- _WHAT THE TASK REQUIRES_
Below are records; extract exactly the lines from the one containing "What does this" through the last, both included, and keep the pictures out.

[start]

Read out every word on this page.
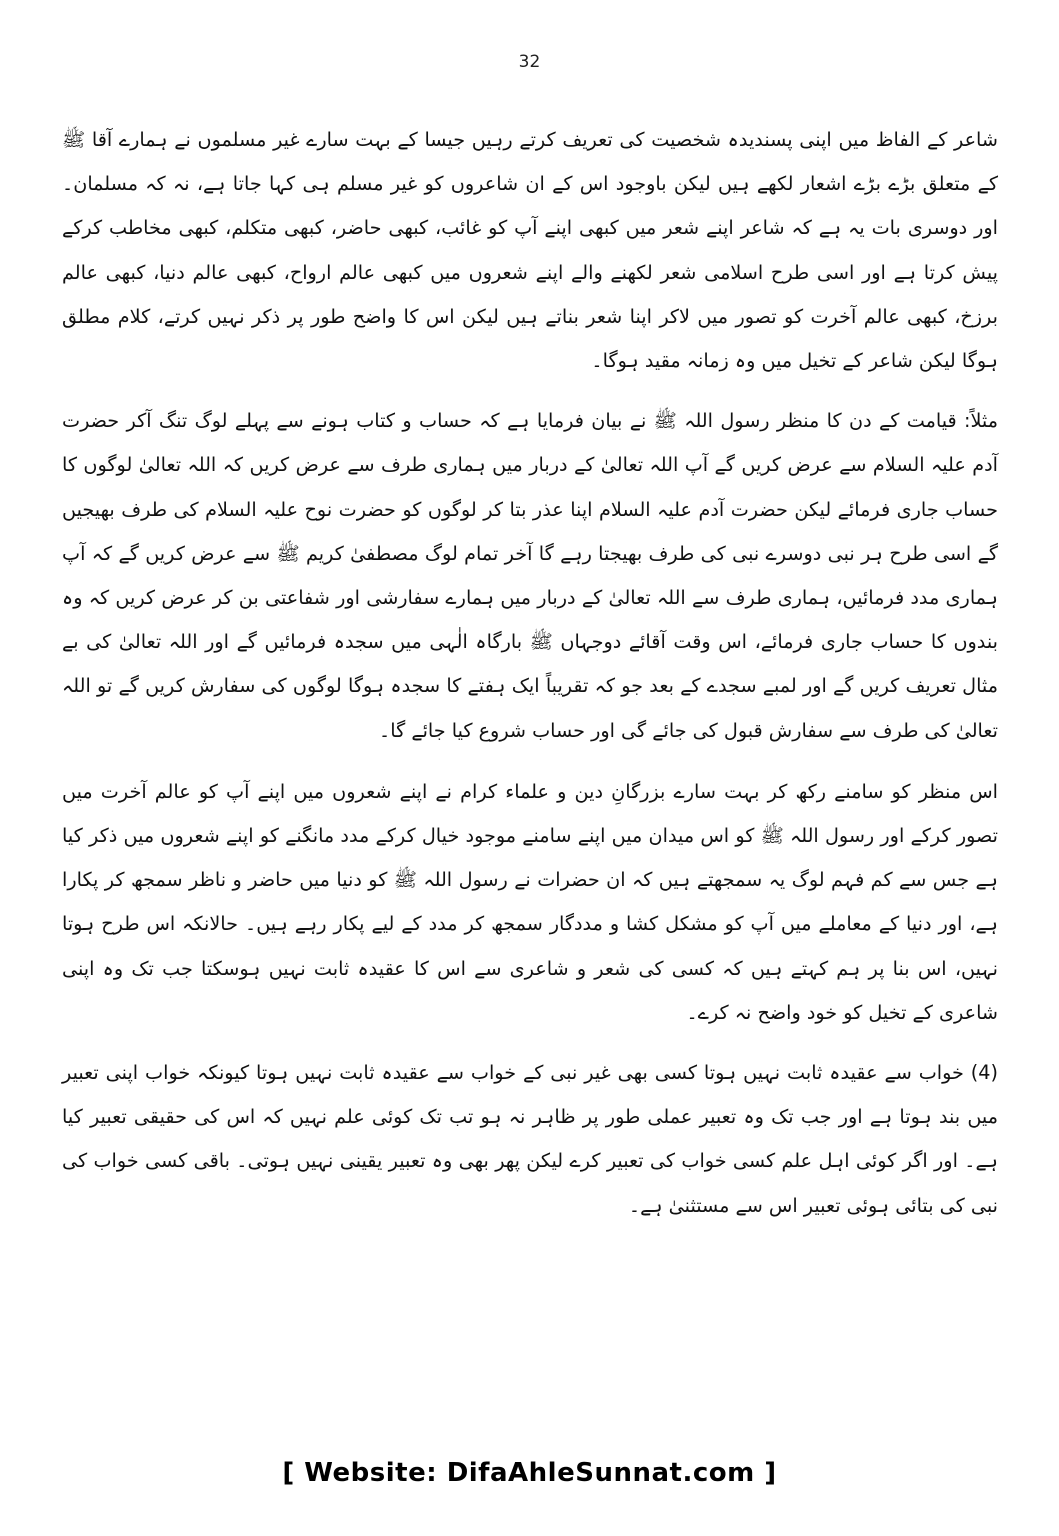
32

شاعر کے الفاظ میں اپنی پسندیدہ شخصیت کی تعریف کرتے رہیں جیسا کے بہت سارے غیر مسلموں نے ہمارے آقا ﷺ کے متعلق بڑے بڑے اشعار لکھے ہیں لیکن باوجود اس کے ان شاعروں کو غیر مسلم ہی کہا جاتا ہے، نہ کہ مسلمان۔ اور دوسری بات یہ ہے کہ شاعر اپنے شعر میں کبھی اپنے آپ کو غائب، کبھی حاضر، کبھی متکلم، کبھی مخاطب کرکے پیش کرتا ہے اور اسی طرح اسلامی شعر لکھنے والے اپنے شعروں میں کبھی عالم ارواح، کبھی عالم دنیا، کبھی عالم برزخ، کبھی عالم آخرت کو تصور میں لاکر اپنا شعر بناتے ہیں لیکن اس کا واضح طور پر ذکر نہیں کرتے، کلام مطلق ہوگا لیکن شاعر کے تخیل میں وہ زمانہ مقید ہوگا۔

مثلاً: قیامت کے دن کا منظر رسول اللہ ﷺ نے بیان فرمایا ہے کہ حساب و کتاب ہونے سے پہلے لوگ تنگ آکر حضرت آدم علیہ السلام سے عرض کریں گے آپ اللہ تعالیٰ کے دربار میں ہماری طرف سے عرض کریں کہ اللہ تعالیٰ لوگوں کا حساب جاری فرمائے لیکن حضرت آدم علیہ السلام اپنا عذر بتا کر لوگوں کو حضرت نوح علیہ السلام کی طرف بھیجیں گے اسی طرح ہر نبی دوسرے نبی کی طرف بھیجتا رہے گا آخر تمام لوگ مصطفیٰ کریم ﷺ سے عرض کریں گے کہ آپ ہماری مدد فرمائیں، ہماری طرف سے اللہ تعالیٰ کے دربار میں ہمارے سفارشی اور شفاعتی بن کر عرض کریں کہ وہ بندوں کا حساب جاری فرمائے، اس وقت آقائے دوجہاں ﷺ بارگاہ الٰہی میں سجدہ فرمائیں گے اور اللہ تعالیٰ کی بے مثال تعریف کریں گے اور لمبے سجدے کے بعد جو کہ تقریباً ایک ہفتے کا سجدہ ہوگا لوگوں کی سفارش کریں گے تو اللہ تعالیٰ کی طرف سے سفارش قبول کی جائے گی اور حساب شروع کیا جائے گا۔

اس منظر کو سامنے رکھ کر بہت سارے بزرگانِ دین و علماء کرام نے اپنے شعروں میں اپنے آپ کو عالم آخرت میں تصور کرکے اور رسول اللہ ﷺ کو اس میدان میں اپنے سامنے موجود خیال کرکے مدد مانگنے کو اپنے شعروں میں ذکر کیا ہے جس سے کم فہم لوگ یہ سمجھتے ہیں کہ ان حضرات نے رسول اللہ ﷺ کو دنیا میں حاضر و ناظر سمجھ کر پکارا ہے، اور دنیا کے معاملے میں آپ کو مشکل کشا و مددگار سمجھ کر مدد کے لیے پکار رہے ہیں۔ حالانکہ اس طرح ہوتا نہیں، اس بنا پر ہم کہتے ہیں کہ کسی کی شعر و شاعری سے اس کا عقیدہ ثابت نہیں ہوسکتا جب تک وہ اپنی شاعری کے تخیل کو خود واضح نہ کرے۔

(4) خواب سے عقیدہ ثابت نہیں ہوتا کسی بھی غیر نبی کے خواب سے عقیدہ ثابت نہیں ہوتا کیونکہ خواب اپنی تعبیر میں بند ہوتا ہے اور جب تک وہ تعبیر عملی طور پر ظاہر نہ ہو تب تک کوئی علم نہیں کہ اس کی حقیقی تعبیر کیا ہے۔ اور اگر کوئی اہل علم کسی خواب کی تعبیر کرے لیکن پھر بھی وہ تعبیر یقینی نہیں ہوتی۔ باقی کسی خواب کی نبی کی بتائی ہوئی تعبیر اس سے مستثنیٰ ہے۔

[ Website: DifaAhleSunnat.com ]
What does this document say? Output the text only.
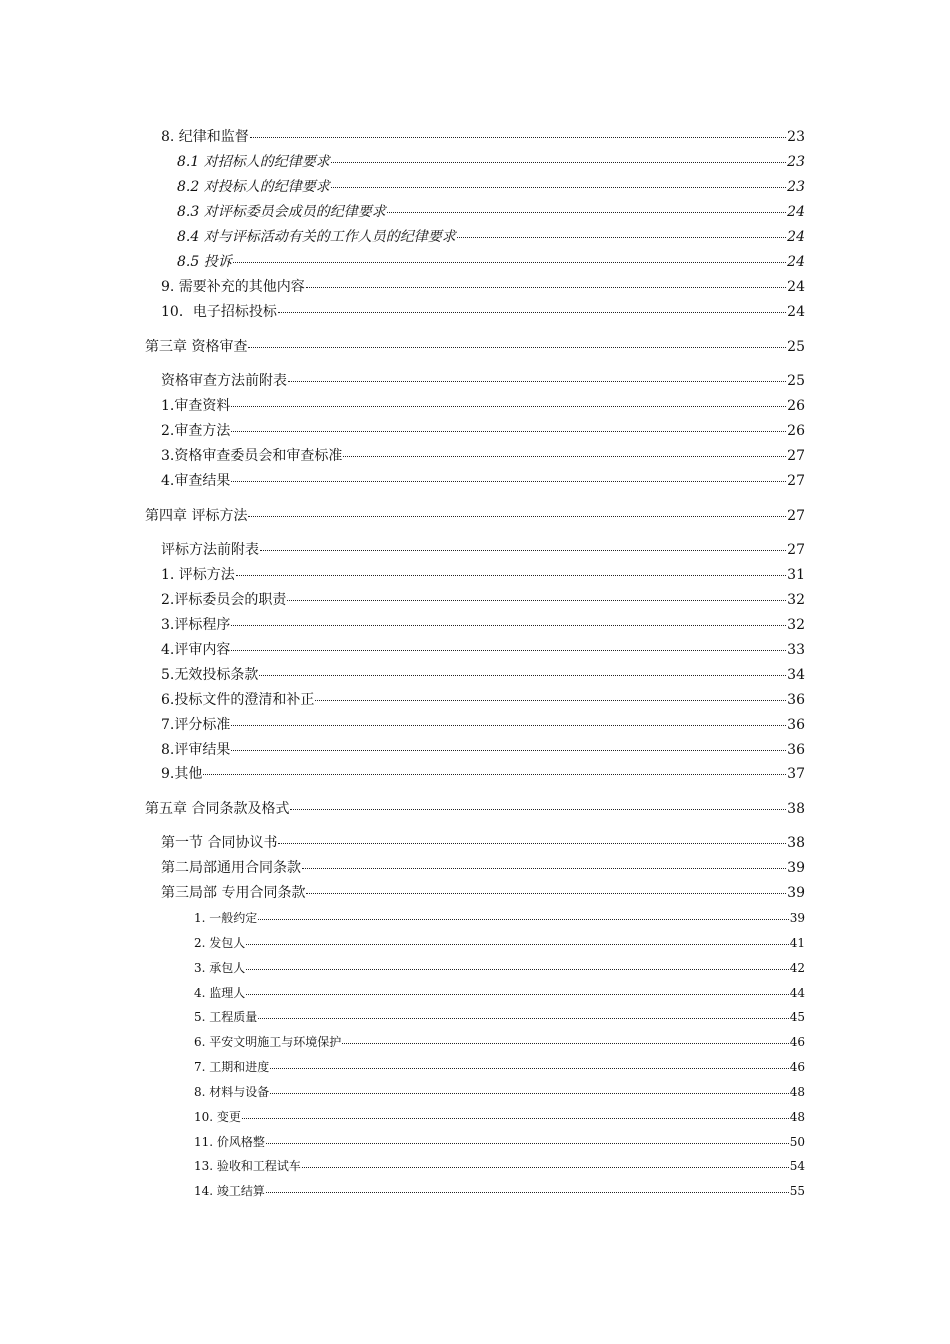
8. 纪律和监督	23
8.1 对招标人的纪律要求	23
8.2 对投标人的纪律要求	23
8.3 对评标委员会成员的纪律要求	24
8.4 对与评标活动有关的工作人员的纪律要求	24
8.5 投诉	24
9. 需要补充的其他内容	24
10．电子招标投标	24
第三章 资格审查	25
资格审查方法前附表	25
1.审查资料	26
2.审查方法	26
3.资格审查委员会和审查标准	27
4.审查结果	27
第四章 评标方法	27
评标方法前附表	27
1. 评标方法	31
2.评标委员会的职责	32
3.评标程序	32
4.评审内容	33
5.无效投标条款	34
6.投标文件的澄清和补正	36
7.评分标准	36
8.评审结果	36
9.其他	37
第五章 合同条款及格式	38
第一节 合同协议书	38
第二局部通用合同条款	39
第三局部 专用合同条款	39
1. 一般约定	39
2. 发包人	41
3. 承包人	42
4. 监理人	44
5. 工程质量	45
6. 平安文明施工与环境保护	46
7. 工期和进度	46
8. 材料与设备	48
10. 变更	48
11. 价风格整	50
13. 验收和工程试车	54
14. 竣工结算	55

[end]

- _EXERCISE OUTPUT_
What does this document say? Output the text only.
8. 纪律和监督	23
8.1 对招标人的纪律要求	23
8.2 对投标人的纪律要求	23
8.3 对评标委员会成员的纪律要求	24
8.4 对与评标活动有关的工作人员的纪律要求	24
8.5 投诉	24
9. 需要补充的其他内容	24
10．电子招标投标	24
第三章 资格审查	25
资格审查方法前附表	25
1.审查资料	26
2.审查方法	26
3.资格审查委员会和审查标准	27
4.审查结果	27
第四章 评标方法	27
评标方法前附表	27
1. 评标方法	31
2.评标委员会的职责	32
3.评标程序	32
4.评审内容	33
5.无效投标条款	34
6.投标文件的澄清和补正	36
7.评分标准	36
8.评审结果	36
9.其他	37
第五章 合同条款及格式	38
第一节 合同协议书	38
第二局部通用合同条款	39
第三局部 专用合同条款	39
1. 一般约定	39
2. 发包人	41
3. 承包人	42
4. 监理人	44
5. 工程质量	45
6. 平安文明施工与环境保护	46
7. 工期和进度	46
8. 材料与设备	48
10. 变更	48
11. 价风格整	50
13. 验收和工程试车	54
14. 竣工结算	55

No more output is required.